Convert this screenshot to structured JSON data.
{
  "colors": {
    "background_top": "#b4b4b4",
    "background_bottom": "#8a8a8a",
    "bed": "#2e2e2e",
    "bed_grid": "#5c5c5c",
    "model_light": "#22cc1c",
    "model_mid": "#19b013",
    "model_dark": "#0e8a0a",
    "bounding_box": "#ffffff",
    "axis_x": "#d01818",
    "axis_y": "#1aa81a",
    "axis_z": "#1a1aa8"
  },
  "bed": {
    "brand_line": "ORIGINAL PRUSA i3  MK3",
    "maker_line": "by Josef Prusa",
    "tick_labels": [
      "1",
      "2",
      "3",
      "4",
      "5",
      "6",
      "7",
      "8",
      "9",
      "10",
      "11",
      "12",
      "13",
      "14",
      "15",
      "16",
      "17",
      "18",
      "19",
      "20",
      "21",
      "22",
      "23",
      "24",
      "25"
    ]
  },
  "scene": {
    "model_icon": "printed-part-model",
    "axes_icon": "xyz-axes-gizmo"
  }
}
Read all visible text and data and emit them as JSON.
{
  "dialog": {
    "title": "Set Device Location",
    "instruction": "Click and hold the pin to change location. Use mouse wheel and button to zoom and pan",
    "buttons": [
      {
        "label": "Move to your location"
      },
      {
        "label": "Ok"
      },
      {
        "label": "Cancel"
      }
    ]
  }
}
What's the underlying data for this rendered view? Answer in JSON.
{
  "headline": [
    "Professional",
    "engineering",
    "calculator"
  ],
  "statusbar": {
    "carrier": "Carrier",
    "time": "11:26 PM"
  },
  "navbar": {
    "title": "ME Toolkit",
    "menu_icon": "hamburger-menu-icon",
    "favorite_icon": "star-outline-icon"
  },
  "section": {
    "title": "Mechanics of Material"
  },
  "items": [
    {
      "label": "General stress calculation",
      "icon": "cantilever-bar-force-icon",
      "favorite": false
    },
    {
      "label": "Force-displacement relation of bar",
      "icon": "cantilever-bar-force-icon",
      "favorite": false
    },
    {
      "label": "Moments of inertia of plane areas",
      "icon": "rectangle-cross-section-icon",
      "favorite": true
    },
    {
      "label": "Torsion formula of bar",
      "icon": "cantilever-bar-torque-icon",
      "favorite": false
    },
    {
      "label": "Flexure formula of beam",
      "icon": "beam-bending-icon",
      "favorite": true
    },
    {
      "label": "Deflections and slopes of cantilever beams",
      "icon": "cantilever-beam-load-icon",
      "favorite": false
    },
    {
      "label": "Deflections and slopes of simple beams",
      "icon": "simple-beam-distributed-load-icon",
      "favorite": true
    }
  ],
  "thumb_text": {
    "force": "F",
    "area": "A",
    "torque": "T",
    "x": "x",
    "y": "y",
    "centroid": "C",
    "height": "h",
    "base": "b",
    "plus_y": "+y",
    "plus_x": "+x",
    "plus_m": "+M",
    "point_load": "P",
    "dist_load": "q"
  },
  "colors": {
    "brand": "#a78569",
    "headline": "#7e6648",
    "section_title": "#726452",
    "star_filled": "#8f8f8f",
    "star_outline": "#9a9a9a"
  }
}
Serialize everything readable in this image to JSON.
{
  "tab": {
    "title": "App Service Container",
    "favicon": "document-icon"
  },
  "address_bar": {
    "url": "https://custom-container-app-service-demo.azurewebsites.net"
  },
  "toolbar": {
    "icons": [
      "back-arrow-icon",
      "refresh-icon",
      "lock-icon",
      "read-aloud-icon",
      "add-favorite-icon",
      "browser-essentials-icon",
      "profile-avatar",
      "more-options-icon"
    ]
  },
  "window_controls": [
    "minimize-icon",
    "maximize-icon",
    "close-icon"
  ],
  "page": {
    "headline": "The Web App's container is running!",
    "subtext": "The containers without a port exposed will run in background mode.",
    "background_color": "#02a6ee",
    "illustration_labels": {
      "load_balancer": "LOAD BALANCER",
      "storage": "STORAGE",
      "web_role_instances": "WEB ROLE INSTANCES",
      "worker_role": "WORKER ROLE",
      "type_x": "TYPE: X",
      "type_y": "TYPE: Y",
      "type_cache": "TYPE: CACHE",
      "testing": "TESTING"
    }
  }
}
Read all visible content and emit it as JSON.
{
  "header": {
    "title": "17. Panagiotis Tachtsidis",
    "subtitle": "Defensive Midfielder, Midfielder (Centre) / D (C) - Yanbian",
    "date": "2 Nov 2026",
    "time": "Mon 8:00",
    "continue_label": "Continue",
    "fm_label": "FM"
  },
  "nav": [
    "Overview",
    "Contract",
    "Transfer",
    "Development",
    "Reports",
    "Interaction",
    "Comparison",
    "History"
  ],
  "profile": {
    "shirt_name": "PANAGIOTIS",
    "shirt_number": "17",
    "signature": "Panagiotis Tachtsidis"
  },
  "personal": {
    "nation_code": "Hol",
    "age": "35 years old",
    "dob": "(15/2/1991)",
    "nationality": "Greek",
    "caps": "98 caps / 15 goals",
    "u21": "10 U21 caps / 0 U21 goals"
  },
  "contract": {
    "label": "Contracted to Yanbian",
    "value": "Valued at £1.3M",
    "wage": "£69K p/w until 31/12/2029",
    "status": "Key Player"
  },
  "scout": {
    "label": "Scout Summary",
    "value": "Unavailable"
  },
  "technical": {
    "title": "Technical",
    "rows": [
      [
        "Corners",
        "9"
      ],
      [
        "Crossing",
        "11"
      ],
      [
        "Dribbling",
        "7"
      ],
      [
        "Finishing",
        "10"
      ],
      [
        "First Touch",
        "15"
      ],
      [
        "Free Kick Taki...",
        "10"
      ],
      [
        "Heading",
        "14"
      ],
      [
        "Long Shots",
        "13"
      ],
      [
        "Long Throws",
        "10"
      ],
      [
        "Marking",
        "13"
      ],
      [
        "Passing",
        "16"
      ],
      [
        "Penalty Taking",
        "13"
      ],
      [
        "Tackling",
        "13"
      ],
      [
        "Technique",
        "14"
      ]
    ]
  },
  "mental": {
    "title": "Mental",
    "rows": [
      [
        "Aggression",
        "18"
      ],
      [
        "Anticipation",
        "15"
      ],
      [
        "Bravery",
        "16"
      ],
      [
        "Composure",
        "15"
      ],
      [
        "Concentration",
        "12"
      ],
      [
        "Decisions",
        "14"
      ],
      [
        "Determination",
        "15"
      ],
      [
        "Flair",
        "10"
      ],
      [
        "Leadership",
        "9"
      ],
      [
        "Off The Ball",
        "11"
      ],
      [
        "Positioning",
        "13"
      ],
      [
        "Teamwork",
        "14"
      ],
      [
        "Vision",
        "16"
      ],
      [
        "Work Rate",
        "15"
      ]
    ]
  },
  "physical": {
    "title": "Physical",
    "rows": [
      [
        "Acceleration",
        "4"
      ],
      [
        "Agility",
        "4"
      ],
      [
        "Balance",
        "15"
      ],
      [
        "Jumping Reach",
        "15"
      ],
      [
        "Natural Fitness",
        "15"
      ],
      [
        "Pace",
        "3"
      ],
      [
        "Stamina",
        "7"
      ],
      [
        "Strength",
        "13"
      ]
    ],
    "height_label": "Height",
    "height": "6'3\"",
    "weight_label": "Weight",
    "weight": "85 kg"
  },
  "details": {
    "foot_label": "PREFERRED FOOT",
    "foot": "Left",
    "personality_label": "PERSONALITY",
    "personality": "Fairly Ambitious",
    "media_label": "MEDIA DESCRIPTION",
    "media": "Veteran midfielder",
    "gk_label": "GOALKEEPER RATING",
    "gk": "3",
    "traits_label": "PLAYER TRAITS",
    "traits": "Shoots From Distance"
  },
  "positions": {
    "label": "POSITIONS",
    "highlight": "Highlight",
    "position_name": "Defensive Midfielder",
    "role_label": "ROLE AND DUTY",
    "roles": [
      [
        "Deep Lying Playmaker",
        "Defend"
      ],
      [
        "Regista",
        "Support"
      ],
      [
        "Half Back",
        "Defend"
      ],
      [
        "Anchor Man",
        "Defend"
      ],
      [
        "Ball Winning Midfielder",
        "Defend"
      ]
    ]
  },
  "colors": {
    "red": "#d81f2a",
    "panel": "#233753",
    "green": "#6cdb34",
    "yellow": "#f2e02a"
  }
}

-=-=-=-=-

▶ [TASK BRIEF] Search the data for "TYPE" and list every line in which it occurs.

▶ [CORRECT RESPONSE]
      "type_x": "TYPE: X",
      "type_y": "TYPE: Y",
      "type_cache": "TYPE: CACHE",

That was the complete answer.